[Entries with figure data]

— BEGIN —

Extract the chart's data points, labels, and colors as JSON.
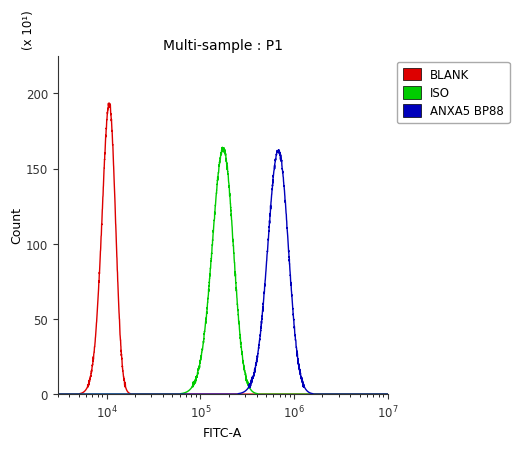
{
  "title": "Multi-sample : P1",
  "xlabel": "FITC-A",
  "ylabel": "Count",
  "y_scale_label": "(x 10¹)",
  "xlim_log": [
    3000,
    10000000.0
  ],
  "ylim": [
    0,
    225
  ],
  "yticks": [
    0,
    50,
    100,
    150,
    200
  ],
  "legend_labels": [
    "BLANK",
    "ISO",
    "ANXA5 BP88"
  ],
  "legend_colors": [
    "#dd0000",
    "#00cc00",
    "#0000bb"
  ],
  "curves": [
    {
      "color": "#dd0000",
      "peak_x_log": 4.08,
      "peak_y": 193,
      "sigma_log": 0.1,
      "skew": -1.5
    },
    {
      "color": "#00cc00",
      "peak_x_log": 5.32,
      "peak_y": 163,
      "sigma_log": 0.145,
      "skew": -1.2
    },
    {
      "color": "#0000bb",
      "peak_x_log": 5.9,
      "peak_y": 162,
      "sigma_log": 0.135,
      "skew": -1.0
    }
  ],
  "background_color": "#ffffff",
  "plot_bg_color": "#ffffff",
  "title_fontsize": 10,
  "axis_label_fontsize": 9,
  "tick_fontsize": 8.5
}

— END —

• _DESCRIPTION OF THE TASK_
Without the pictures, repeat the listing above exactly.

• _REPLY_
Extract the chart's data points, labels, and colors as JSON.
{
  "title": "Multi-sample : P1",
  "xlabel": "FITC-A",
  "ylabel": "Count",
  "y_scale_label": "(x 10¹)",
  "xlim_log": [
    3000,
    10000000.0
  ],
  "ylim": [
    0,
    225
  ],
  "yticks": [
    0,
    50,
    100,
    150,
    200
  ],
  "legend_labels": [
    "BLANK",
    "ISO",
    "ANXA5 BP88"
  ],
  "legend_colors": [
    "#dd0000",
    "#00cc00",
    "#0000bb"
  ],
  "curves": [
    {
      "color": "#dd0000",
      "peak_x_log": 4.08,
      "peak_y": 193,
      "sigma_log": 0.1,
      "skew": -1.5
    },
    {
      "color": "#00cc00",
      "peak_x_log": 5.32,
      "peak_y": 163,
      "sigma_log": 0.145,
      "skew": -1.2
    },
    {
      "color": "#0000bb",
      "peak_x_log": 5.9,
      "peak_y": 162,
      "sigma_log": 0.135,
      "skew": -1.0
    }
  ],
  "background_color": "#ffffff",
  "plot_bg_color": "#ffffff",
  "title_fontsize": 10,
  "axis_label_fontsize": 9,
  "tick_fontsize": 8.5
}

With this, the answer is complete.